SOURCE DOCUMENT =
◇ ◇ ◇ ◇

Hello Dagster team, Thank you for developing such...
# ask-community
s
Hello Dagster team, Thank you for developing such a wonderful software-defined asset. However, there are some puzzles still missing or I currently don’t know how to do it. I can describe my idea like this: We have this asset dependencies graph in the image below. Suppose I haven’t materialized anything in this graph. Step 1: Materialize the
downstream1
for partition
2022-01-01
, Dagster should be able to automatically recognize the upstream dependencies graph of
downstream1
and should be able to automatically materialize all upstream dependencies (
upstream1
,
upstream2
) with partition
2022-01-01
before materialize
downstream1
. Step 2: Materialize the
downstream2
for partition
2022-01-01
, Dagster should be able to automatically recognize the partition
2022-01-01
of the
upstream2
is already materialized from Step 1. So it will only materialize the
downstream2
. For now, to do the materialize all upstream of an asset. I can only come up with this:
Copy code
job_1 = define_asset_job(name="job_1", selection=AssetSelection.keys(AssetKey(["downstream1"])).upstream())
job_2 = define_asset_job(name="job_2", selection=AssetSelection.keys(AssetKey(["downstream2"])).upstream())
But this run into the problem of duplicated materialization, when I run
job_1
then
job_2
the
upstream2
will be materialized 2 times, which is a waste of computation power and duplicated data. I wonder if is there any way to do this? Or if it isn’t, do you think this is something you plan to support in the near future?
3
y
cc @sandy re: asset partition
s
This is something that we'd like to support, but don't yet support. Here's where we're tracking it: https://github.com/dagster-io/dagster/issues/8632. Do you have thoughts on how you'd want to handle a situation where you run the job that includes "downstream1", "upstream1", and "upstream2", but then make changes to the code that computes "upstream1"? Presumably you'd need to re-run upstream1 and wouldn't want it to be memoized in that case?
👍 1
s
I think having 2 options to materialize with memoization and without memoization is enough for me right now. I mean the code change is not the problem for not-yet materialized asset. And for the already materialized asset, as a user I will definitely take notice when I change the code, which I can have choices to do the re-materialization. Surely, the notification on code/external source changes is great. But I think I would be satisfied with just having choices to materialize for now. To be specific, in your example, when I run the job that includes “downstream1”, “upstream1", and “upstream2”, I will have options to run it without memoization or with memoization. With memoization means that do not materialize already materialized assets. Without materialization means that fully materialize all assets in the job (like what we are currently doing right now).
s
@Son Giang that makes total sense, and I think is definitely attainable in the medium term. I filed an issue to track that: https://github.com/dagster-io/dagster/issues/8919
👍 1

◇ ◇ ◇ ◇

Records from a data source
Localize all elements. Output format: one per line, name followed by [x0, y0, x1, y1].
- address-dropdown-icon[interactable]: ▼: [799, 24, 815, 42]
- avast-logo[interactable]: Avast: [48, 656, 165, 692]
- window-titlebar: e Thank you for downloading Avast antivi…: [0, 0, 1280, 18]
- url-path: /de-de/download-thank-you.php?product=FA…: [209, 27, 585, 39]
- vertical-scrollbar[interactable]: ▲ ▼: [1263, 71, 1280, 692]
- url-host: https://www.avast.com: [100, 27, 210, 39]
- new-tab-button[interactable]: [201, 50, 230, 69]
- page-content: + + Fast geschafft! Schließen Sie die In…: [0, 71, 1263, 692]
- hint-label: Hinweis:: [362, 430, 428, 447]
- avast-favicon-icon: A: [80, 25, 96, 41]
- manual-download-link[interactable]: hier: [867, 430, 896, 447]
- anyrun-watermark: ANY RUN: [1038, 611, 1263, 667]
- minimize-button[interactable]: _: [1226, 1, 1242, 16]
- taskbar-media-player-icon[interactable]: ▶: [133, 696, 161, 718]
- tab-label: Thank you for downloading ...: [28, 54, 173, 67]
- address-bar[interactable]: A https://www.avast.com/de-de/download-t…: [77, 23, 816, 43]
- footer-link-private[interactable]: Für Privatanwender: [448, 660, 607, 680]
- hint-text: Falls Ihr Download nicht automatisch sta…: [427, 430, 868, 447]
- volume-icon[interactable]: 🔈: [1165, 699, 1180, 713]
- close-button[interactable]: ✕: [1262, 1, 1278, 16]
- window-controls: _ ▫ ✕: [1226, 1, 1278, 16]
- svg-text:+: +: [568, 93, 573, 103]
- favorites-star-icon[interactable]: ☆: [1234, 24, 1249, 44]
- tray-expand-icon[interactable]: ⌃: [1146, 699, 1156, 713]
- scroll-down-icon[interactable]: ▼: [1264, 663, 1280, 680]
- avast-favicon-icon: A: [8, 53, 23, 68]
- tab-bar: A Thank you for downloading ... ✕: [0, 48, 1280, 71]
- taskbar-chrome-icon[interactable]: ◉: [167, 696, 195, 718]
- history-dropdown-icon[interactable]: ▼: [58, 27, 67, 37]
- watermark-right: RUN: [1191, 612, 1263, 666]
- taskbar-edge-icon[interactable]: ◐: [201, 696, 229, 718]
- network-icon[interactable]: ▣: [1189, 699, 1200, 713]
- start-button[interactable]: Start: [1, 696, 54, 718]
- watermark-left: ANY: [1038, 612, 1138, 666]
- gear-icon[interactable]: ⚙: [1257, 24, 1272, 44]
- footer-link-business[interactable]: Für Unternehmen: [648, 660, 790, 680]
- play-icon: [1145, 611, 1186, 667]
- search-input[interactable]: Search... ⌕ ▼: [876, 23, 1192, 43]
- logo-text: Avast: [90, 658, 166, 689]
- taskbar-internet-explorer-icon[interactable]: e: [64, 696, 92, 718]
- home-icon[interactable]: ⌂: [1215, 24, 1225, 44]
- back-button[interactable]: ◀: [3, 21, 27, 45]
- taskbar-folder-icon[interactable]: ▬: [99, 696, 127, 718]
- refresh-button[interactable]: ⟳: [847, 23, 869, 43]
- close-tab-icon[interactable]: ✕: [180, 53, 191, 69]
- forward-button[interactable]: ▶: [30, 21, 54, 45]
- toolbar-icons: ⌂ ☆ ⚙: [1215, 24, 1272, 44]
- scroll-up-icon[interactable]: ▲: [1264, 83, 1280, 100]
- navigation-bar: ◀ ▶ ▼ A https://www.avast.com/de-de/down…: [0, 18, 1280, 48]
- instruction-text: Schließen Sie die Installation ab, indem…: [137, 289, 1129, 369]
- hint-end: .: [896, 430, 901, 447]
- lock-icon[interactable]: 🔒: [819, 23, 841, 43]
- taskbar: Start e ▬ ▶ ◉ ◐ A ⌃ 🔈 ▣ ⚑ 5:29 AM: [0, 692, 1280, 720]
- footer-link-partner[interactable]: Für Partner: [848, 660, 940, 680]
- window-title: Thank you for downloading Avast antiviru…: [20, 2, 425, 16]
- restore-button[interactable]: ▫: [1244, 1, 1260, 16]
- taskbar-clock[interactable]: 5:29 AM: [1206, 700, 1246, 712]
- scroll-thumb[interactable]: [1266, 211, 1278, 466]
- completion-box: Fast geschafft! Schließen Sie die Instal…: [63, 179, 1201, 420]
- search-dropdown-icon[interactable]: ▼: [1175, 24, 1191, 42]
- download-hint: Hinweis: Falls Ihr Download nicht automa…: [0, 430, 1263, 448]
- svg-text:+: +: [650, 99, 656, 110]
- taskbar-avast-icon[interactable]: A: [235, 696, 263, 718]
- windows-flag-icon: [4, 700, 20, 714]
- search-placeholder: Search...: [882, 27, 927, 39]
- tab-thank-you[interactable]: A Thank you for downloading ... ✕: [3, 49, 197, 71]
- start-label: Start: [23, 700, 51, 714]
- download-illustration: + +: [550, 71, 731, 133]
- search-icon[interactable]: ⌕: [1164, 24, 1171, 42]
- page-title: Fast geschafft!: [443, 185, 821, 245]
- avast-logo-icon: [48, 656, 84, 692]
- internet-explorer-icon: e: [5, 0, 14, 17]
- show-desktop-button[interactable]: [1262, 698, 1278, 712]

◇ ◇ ◇ ◇

STATED TASK 1 = Quote the Dagster forum thread starting at "But this run" and ending at "in that case?".
STATED TASK 2 = Decide whether each statement agrees with the Dagster forum thread. For each, answer yes or no and quote the deciding words. (a) A reply says the requested feature is already supported. (b) The thread proposes two options: materializing with memoization and materializing without memoization. (c) An issue was filed to track the idea of materializing with or without memoization.

EXPECTED OUTPUT 1 =
But this run into the problem of duplicated materialization, when I run
job_1
then
job_2
the
upstream2
will be materialized 2 times, which is a waste of computation power and duplicated data. I wonder if is there any way to do this? Or if it isn’t, do you think this is something you plan to support in the near future?
3
y
cc @sandy re: asset partition
s
This is something that we'd like to support, but don't yet support. Here's where we're tracking it: https://github.com/dagster-io/dagster/issues/8632. Do you have thoughts on how you'd want to handle a situation where you run the job that includes "downstream1", "upstream1", and "upstream2", but then make changes to the code that computes "upstream1"? Presumably you'd need to re-run upstream1 and wouldn't want it to be memoized in that case?

EXPECTED OUTPUT 2 =
(a) No: "This is something that we'd like to support, but don't yet support."
(b) Yes: "I think having 2 options to materialize with memoization and without memoization is enough for me right now."
(c) Yes: "I filed an issue to track that: https://github.com/dagster-io/dagster/issues/8919"